STORED ROWS:
※

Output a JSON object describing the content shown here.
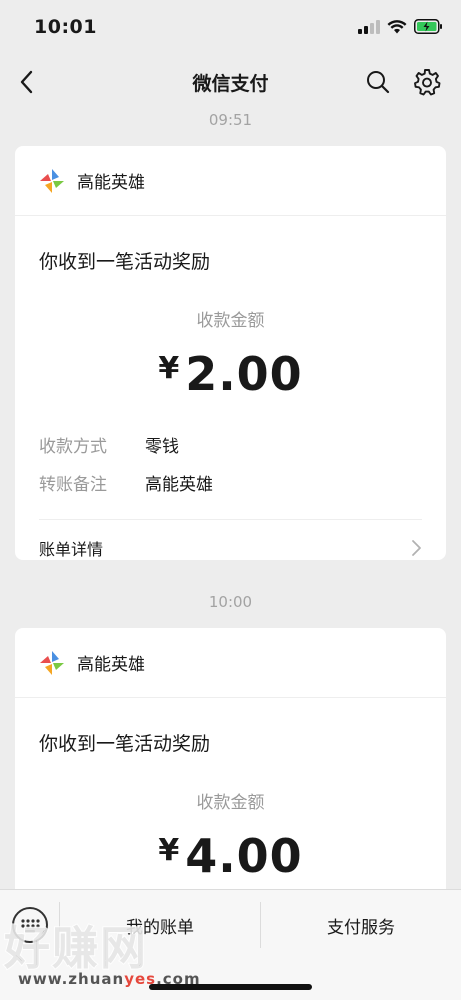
{
  "status_bar": {
    "time": "10:01"
  },
  "nav": {
    "title": "微信支付"
  },
  "messages": [
    {
      "timestamp": "09:51",
      "brand": "高能英雄",
      "headline": "你收到一笔活动奖励",
      "amount_label": "收款金额",
      "currency": "¥",
      "amount": "2.00",
      "details": [
        {
          "key": "收款方式",
          "value": "零钱"
        },
        {
          "key": "转账备注",
          "value": "高能英雄"
        }
      ],
      "bill_link": "账单详情"
    },
    {
      "timestamp": "10:00",
      "brand": "高能英雄",
      "headline": "你收到一笔活动奖励",
      "amount_label": "收款金额",
      "currency": "¥",
      "amount": "4.00"
    }
  ],
  "bottom_bar": {
    "tab_bills": "我的账单",
    "tab_services": "支付服务"
  },
  "watermark": {
    "text": "好赚网",
    "url_prefix": "www.zhuan",
    "url_accent": "yes",
    "url_suffix": ".com"
  },
  "colors": {
    "background": "#ededed",
    "card": "#ffffff",
    "muted_text": "#9a9a9a",
    "battery_green": "#34c759"
  }
}
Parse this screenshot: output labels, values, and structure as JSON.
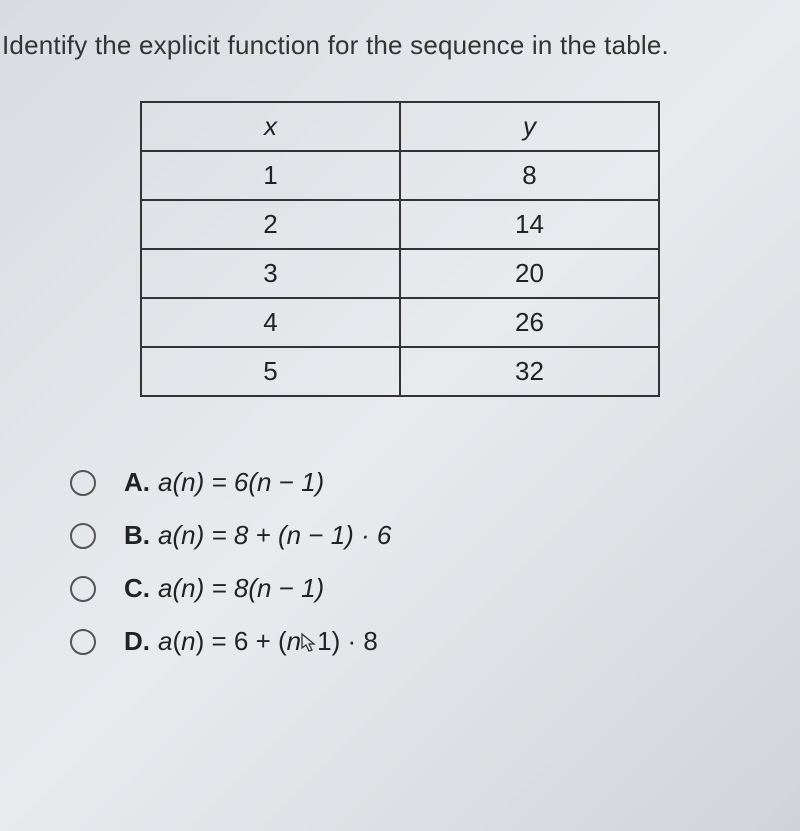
{
  "question": "Identify the explicit function for the sequence in the table.",
  "table": {
    "headers": {
      "x": "x",
      "y": "y"
    },
    "rows": [
      {
        "x": "1",
        "y": "8"
      },
      {
        "x": "2",
        "y": "14"
      },
      {
        "x": "3",
        "y": "20"
      },
      {
        "x": "4",
        "y": "26"
      },
      {
        "x": "5",
        "y": "32"
      }
    ]
  },
  "options": [
    {
      "letter": "A.",
      "formula": "a(n) = 6(n − 1)"
    },
    {
      "letter": "B.",
      "formula": "a(n) = 8 + (n − 1) · 6"
    },
    {
      "letter": "C.",
      "formula": "a(n) = 8(n − 1)"
    },
    {
      "letter": "D.",
      "formula": "a(n) = 6 + (n − 1) · 8"
    }
  ],
  "chart_data": {
    "type": "table",
    "columns": [
      "x",
      "y"
    ],
    "rows": [
      [
        1,
        8
      ],
      [
        2,
        14
      ],
      [
        3,
        20
      ],
      [
        4,
        26
      ],
      [
        5,
        32
      ]
    ]
  }
}
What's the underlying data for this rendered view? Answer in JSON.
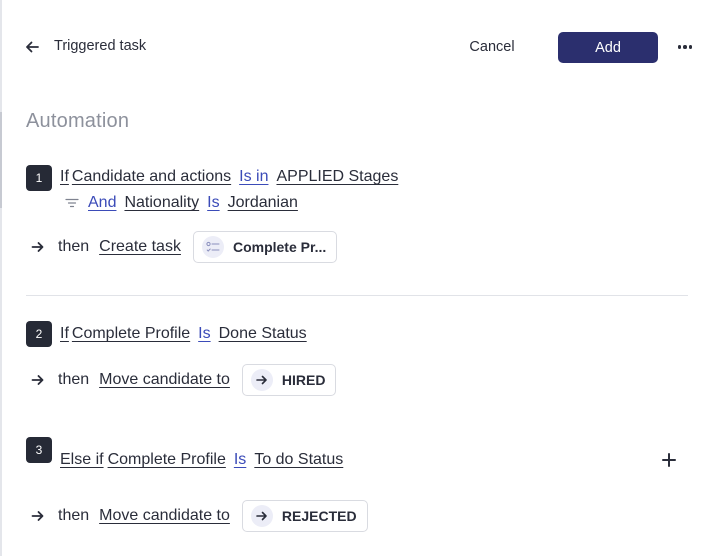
{
  "header": {
    "back_icon": "arrow-left-icon",
    "title": "Triggered task",
    "cancel_label": "Cancel",
    "add_label": "Add",
    "more_icon": "more-horizontal-icon"
  },
  "section_title": "Automation",
  "colors": {
    "primary": "#2b2f6e",
    "badge": "#262a36",
    "link_blue": "#3b4bb8",
    "muted": "#8d919c"
  },
  "rules": [
    {
      "number": "1",
      "conditions": [
        {
          "connector": "If",
          "field": "Candidate and actions",
          "operator": "Is in",
          "value": "APPLIED Stages"
        },
        {
          "connector": "And",
          "field": "Nationality",
          "operator": "Is",
          "value": "Jordanian",
          "icon": "filter-icon"
        }
      ],
      "then_word": "then",
      "action": "Create task",
      "target_label": "Complete Pr...",
      "target_icon": "checklist-icon"
    },
    {
      "number": "2",
      "conditions": [
        {
          "connector": "If",
          "field": "Complete Profile",
          "operator": "Is",
          "value": "Done Status"
        }
      ],
      "then_word": "then",
      "action": "Move candidate to",
      "target_label": "HIRED",
      "target_icon": "arrow-right-icon"
    },
    {
      "number": "3",
      "conditions": [
        {
          "connector": "Else if",
          "field": "Complete Profile",
          "operator": "Is",
          "value": "To do Status"
        }
      ],
      "then_word": "then",
      "action": "Move candidate to",
      "target_label": "REJECTED",
      "target_icon": "arrow-right-icon"
    }
  ],
  "add_condition_icon": "plus-icon"
}
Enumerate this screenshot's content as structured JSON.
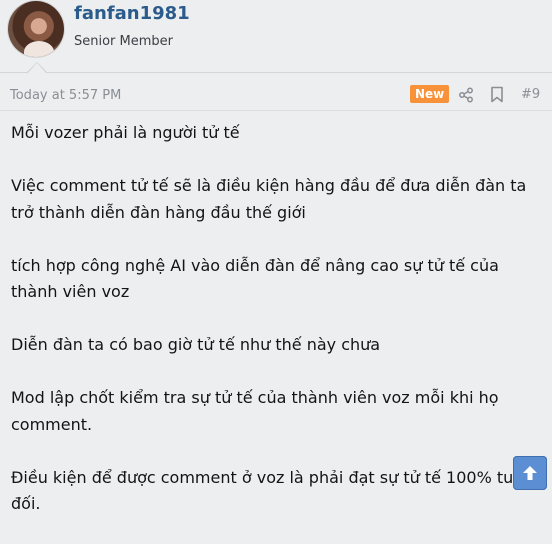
{
  "user": {
    "name": "fanfan1981",
    "title": "Senior Member"
  },
  "meta": {
    "date": "Today at 5:57 PM",
    "badge": "New",
    "post_number": "#9",
    "icons": [
      "share-icon",
      "bookmark-icon"
    ]
  },
  "body": {
    "paragraphs": [
      "Mỗi vozer phải là người tử tế",
      "Việc comment tử tế sẽ là điều kiện hàng đầu để đưa diễn đàn ta trở thành diễn đàn hàng đầu thế giới",
      "tích hợp công nghệ AI vào diễn đàn để nâng cao sự tử tế của thành viên voz",
      "Diễn đàn ta có bao giờ tử tế như thế này chưa",
      "Mod lập chốt kiểm tra sự tử tế của thành viên voz mỗi khi họ comment.",
      "Điều kiện để được comment ở voz là phải đạt sự tử tế 100% tuyệt đối."
    ]
  },
  "colors": {
    "background": "#eceef0",
    "username": "#2b5b8a",
    "badge": "#f7923a",
    "scroll_button": "#5b8ed3"
  }
}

※

In the records above, find each line that holds the word "background"; copy all such lines.

    "background": "#ededed",
    "background": "#eceef0",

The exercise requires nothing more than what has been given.